[Dataset excerpt]
** START **

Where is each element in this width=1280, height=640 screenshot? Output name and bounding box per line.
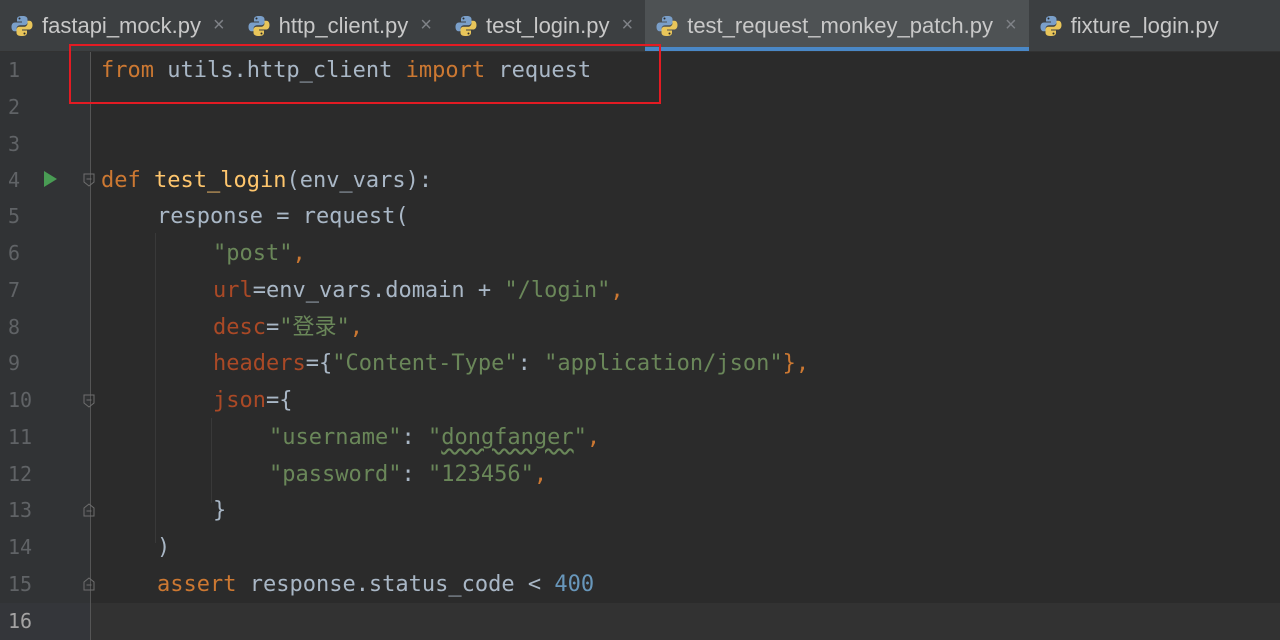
tab-test-request-monkey-patch[interactable]: test_request_monkey_patch.py × [645,0,1030,51]
tab-fixture-login[interactable]: fixture_login.py [1029,0,1231,51]
string-token: "password" [269,462,402,487]
code-line-5: response = request( [157,198,409,235]
code-text: ) [157,535,171,560]
code-text: ={ [265,388,293,413]
line-number: 7 [8,278,21,302]
indent-guide [155,233,156,543]
current-line-highlight [91,603,1280,640]
tab-label: test_request_monkey_patch.py [687,12,993,38]
python-file-icon [455,15,477,36]
close-icon[interactable]: × [622,14,634,37]
run-test-icon[interactable] [44,171,57,187]
line-number: 4 [8,168,21,192]
function-name-token: test_login [154,168,287,193]
tab-label: fixture_login.py [1070,12,1219,38]
code-line-13: } [213,492,226,529]
code-text: =env_vars.domain + [252,278,505,303]
python-file-icon [248,15,270,36]
string-token: "/login" [504,278,611,303]
line-number: 5 [8,204,21,228]
string-token: "post" [213,241,293,266]
code-line-15: assert response.status_code < 400 [157,566,594,603]
python-file-icon [656,15,678,36]
code-text: ={ [305,351,333,376]
line-number: 1 [8,58,21,82]
code-text: : [401,425,428,450]
code-text: response.status_code < [236,572,555,597]
punctuation-token: , [533,462,548,487]
python-file-icon [11,15,33,36]
line-number: 8 [8,315,21,339]
line-number: 15 [8,572,33,596]
code-line-8: desc="登录", [213,309,363,346]
close-icon[interactable]: × [420,14,432,37]
punctuation-token: , [292,241,306,266]
close-icon[interactable]: × [213,14,225,37]
code-text: = [265,315,280,340]
number-token: 400 [554,572,595,597]
code-text: : [517,351,545,376]
tab-label: test_login.py [485,12,610,38]
punctuation-token: , [349,315,363,340]
param-token: desc [213,315,266,340]
line-number: 16 [8,609,33,633]
string-token: "123456" [427,462,534,487]
line-number: 13 [8,498,33,522]
punctuation-token: , [610,278,624,303]
close-icon[interactable]: × [1005,14,1017,37]
tab-label: http_client.py [278,12,409,38]
code-line-6: "post", [213,235,306,272]
gutter-divider [90,52,91,640]
fold-open-icon[interactable] [83,394,95,408]
fold-close-icon[interactable] [83,503,95,517]
line-number: 2 [8,95,21,119]
string-token: "application/json" [544,351,783,376]
line-number: 14 [8,535,33,559]
python-file-icon [1040,15,1062,36]
indent-guide [211,418,212,503]
code-line-7: url=env_vars.domain + "/login", [213,272,624,309]
tab-label: fastapi_mock.py [42,12,201,38]
string-token: "Content-Type" [332,351,518,376]
highlight-annotation-box [69,44,661,104]
code-line-14: ) [157,529,170,566]
line-number: 12 [8,462,33,486]
string-token: " [427,425,442,450]
line-number: 9 [8,351,21,375]
code-text: response = request( [157,204,409,229]
keyword-token: def [101,168,141,193]
string-token: "登录" [279,315,350,340]
line-number: 11 [8,425,33,449]
fold-close-icon[interactable] [83,577,95,591]
line-number: 6 [8,241,21,265]
param-token: headers [213,351,306,376]
string-token: "username" [269,425,402,450]
code-text: } [213,498,227,523]
code-text: : [401,462,428,487]
code-line-11: "username": "dongfanger", [269,419,600,456]
line-number: 10 [8,388,33,412]
code-line-10: json={ [213,382,292,419]
spellcheck-string-token: dongfanger [441,425,574,450]
code-line-4: def test_login(env_vars): [101,162,432,199]
line-number: 3 [8,132,21,156]
code-line-9: headers={"Content-Type": "application/js… [213,345,809,382]
param-token: url [213,278,253,303]
punctuation-token: }, [782,351,810,376]
punctuation-token: , [586,425,601,450]
param-token: json [213,388,266,413]
signature-token: (env_vars): [286,168,433,193]
string-token: " [573,425,587,450]
code-line-12: "password": "123456", [269,456,547,493]
keyword-token: assert [157,572,237,597]
fold-open-icon[interactable] [83,173,95,187]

** END **

» **WHAT YOU WILL DO**
Reproduce all of the data above line for line, without any changes, and omit the pictures from your copy.

» **RESULT FOR THIS TASK**
Where is each element in this width=1280, height=640 screenshot? Output name and bounding box per line.
tab-test-request-monkey-patch[interactable]: test_request_monkey_patch.py × [645,0,1030,51]
tab-fixture-login[interactable]: fixture_login.py [1029,0,1231,51]
string-token: "password" [269,462,402,487]
code-line-5: response = request( [157,198,409,235]
code-text: ) [157,535,171,560]
code-text: ={ [265,388,293,413]
line-number: 7 [8,278,21,302]
indent-guide [155,233,156,543]
current-line-highlight [91,603,1280,640]
tab-label: test_request_monkey_patch.py [687,12,993,38]
python-file-icon [455,15,477,36]
close-icon[interactable]: × [622,14,634,37]
run-test-icon[interactable] [44,171,57,187]
line-number: 4 [8,168,21,192]
function-name-token: test_login [154,168,287,193]
tab-label: fixture_login.py [1070,12,1219,38]
code-line-13: } [213,492,226,529]
code-text: =env_vars.domain + [252,278,505,303]
python-file-icon [248,15,270,36]
string-token: "/login" [504,278,611,303]
line-number: 5 [8,204,21,228]
string-token: "post" [213,241,293,266]
code-line-15: assert response.status_code < 400 [157,566,594,603]
python-file-icon [656,15,678,36]
code-text: ={ [305,351,333,376]
line-number: 1 [8,58,21,82]
code-text: : [401,425,428,450]
code-text: response.status_code < [236,572,555,597]
punctuation-token: , [533,462,548,487]
python-file-icon [11,15,33,36]
line-number: 8 [8,315,21,339]
line-number: 15 [8,572,33,596]
code-line-8: desc="登录", [213,309,363,346]
close-icon[interactable]: × [420,14,432,37]
punctuation-token: , [292,241,306,266]
close-icon[interactable]: × [213,14,225,37]
code-text: = [265,315,280,340]
number-token: 400 [554,572,595,597]
code-text: : [517,351,545,376]
tab-label: test_login.py [485,12,610,38]
punctuation-token: , [349,315,363,340]
param-token: desc [213,315,266,340]
line-number: 16 [8,609,33,633]
string-token: "123456" [427,462,534,487]
line-number: 13 [8,498,33,522]
punctuation-token: , [610,278,624,303]
close-icon[interactable]: × [1005,14,1017,37]
tab-label: http_client.py [278,12,409,38]
code-line-6: "post", [213,235,306,272]
gutter-divider [90,52,91,640]
fold-open-icon[interactable] [83,394,95,408]
fold-close-icon[interactable] [83,503,95,517]
line-number: 2 [8,95,21,119]
string-token: "application/json" [544,351,783,376]
line-number: 14 [8,535,33,559]
python-file-icon [1040,15,1062,36]
indent-guide [211,418,212,503]
code-line-7: url=env_vars.domain + "/login", [213,272,624,309]
tab-label: fastapi_mock.py [42,12,201,38]
string-token: "Content-Type" [332,351,518,376]
highlight-annotation-box [69,44,661,104]
code-line-14: ) [157,529,170,566]
line-number: 12 [8,462,33,486]
string-token: " [427,425,442,450]
line-number: 9 [8,351,21,375]
code-text: response = request( [157,204,409,229]
keyword-token: def [101,168,141,193]
string-token: "登录" [279,315,350,340]
line-number: 11 [8,425,33,449]
fold-close-icon[interactable] [83,577,95,591]
line-number: 6 [8,241,21,265]
param-token: headers [213,351,306,376]
string-token: "username" [269,425,402,450]
code-text: } [213,498,227,523]
code-text: : [401,462,428,487]
code-line-11: "username": "dongfanger", [269,419,600,456]
line-number: 10 [8,388,33,412]
code-line-10: json={ [213,382,292,419]
spellcheck-string-token: dongfanger [441,425,574,450]
code-line-4: def test_login(env_vars): [101,162,432,199]
line-number: 3 [8,132,21,156]
code-line-9: headers={"Content-Type": "application/js… [213,345,809,382]
param-token: url [213,278,253,303]
punctuation-token: }, [782,351,810,376]
punctuation-token: , [586,425,601,450]
param-token: json [213,388,266,413]
signature-token: (env_vars): [286,168,433,193]
string-token: " [573,425,587,450]
code-line-12: "password": "123456", [269,456,547,493]
keyword-token: assert [157,572,237,597]
fold-open-icon[interactable] [83,173,95,187]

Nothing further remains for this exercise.